What this task involves>
Reproduce the listing below in full and without alteration, apart from its pictures.
[begin Input records]
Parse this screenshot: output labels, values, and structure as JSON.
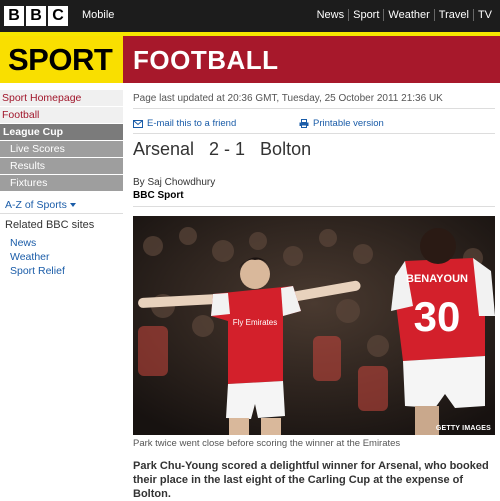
{
  "header": {
    "logo_letters": [
      "B",
      "B",
      "C"
    ],
    "mobile_label": "Mobile",
    "nav": [
      "News",
      "Sport",
      "Weather",
      "Travel",
      "TV"
    ]
  },
  "banner": {
    "section": "SPORT",
    "subsection": "FOOTBALL",
    "colors": {
      "yellow": "#f9df00",
      "red": "#a7182b"
    }
  },
  "sidebar": {
    "items": [
      {
        "label": "Sport Homepage"
      },
      {
        "label": "Football"
      },
      {
        "label": "League Cup"
      },
      {
        "label": "Live Scores"
      },
      {
        "label": "Results"
      },
      {
        "label": "Fixtures"
      }
    ],
    "az_label": "A-Z of Sports",
    "related_heading": "Related BBC sites",
    "related": [
      "News",
      "Weather",
      "Sport Relief"
    ]
  },
  "article": {
    "updated": "Page last updated at 20:36 GMT, Tuesday, 25 October 2011 21:36 UK",
    "email_label": "E-mail this to a friend",
    "print_label": "Printable version",
    "headline": "Arsenal   2 - 1   Bolton",
    "byline": "By Saj Chowdhury",
    "byline_org": "BBC Sport",
    "photo": {
      "shirt_text": "Fly Emirates",
      "shirt_name": "BENAYOUN",
      "shirt_number": "30",
      "credit": "GETTY IMAGES"
    },
    "caption": "Park twice went close before scoring the winner at the Emirates",
    "intro": "Park Chu-Young scored a delightful winner for Arsenal, who booked their place in the last eight of the Carling Cup at the expense of Bolton."
  }
}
[end Input records]
Exercise answer>
Parse this screenshot: output labels, values, and structure as JSON.
{
  "header": {
    "logo_letters": [
      "B",
      "B",
      "C"
    ],
    "mobile_label": "Mobile",
    "nav": [
      "News",
      "Sport",
      "Weather",
      "Travel",
      "TV"
    ]
  },
  "banner": {
    "section": "SPORT",
    "subsection": "FOOTBALL",
    "colors": {
      "yellow": "#f9df00",
      "red": "#a7182b"
    }
  },
  "sidebar": {
    "items": [
      {
        "label": "Sport Homepage"
      },
      {
        "label": "Football"
      },
      {
        "label": "League Cup"
      },
      {
        "label": "Live Scores"
      },
      {
        "label": "Results"
      },
      {
        "label": "Fixtures"
      }
    ],
    "az_label": "A-Z of Sports",
    "related_heading": "Related BBC sites",
    "related": [
      "News",
      "Weather",
      "Sport Relief"
    ]
  },
  "article": {
    "updated": "Page last updated at 20:36 GMT, Tuesday, 25 October 2011 21:36 UK",
    "email_label": "E-mail this to a friend",
    "print_label": "Printable version",
    "headline": "Arsenal   2 - 1   Bolton",
    "byline": "By Saj Chowdhury",
    "byline_org": "BBC Sport",
    "photo": {
      "shirt_text": "Fly Emirates",
      "shirt_name": "BENAYOUN",
      "shirt_number": "30",
      "credit": "GETTY IMAGES"
    },
    "caption": "Park twice went close before scoring the winner at the Emirates",
    "intro": "Park Chu-Young scored a delightful winner for Arsenal, who booked their place in the last eight of the Carling Cup at the expense of Bolton."
  }
}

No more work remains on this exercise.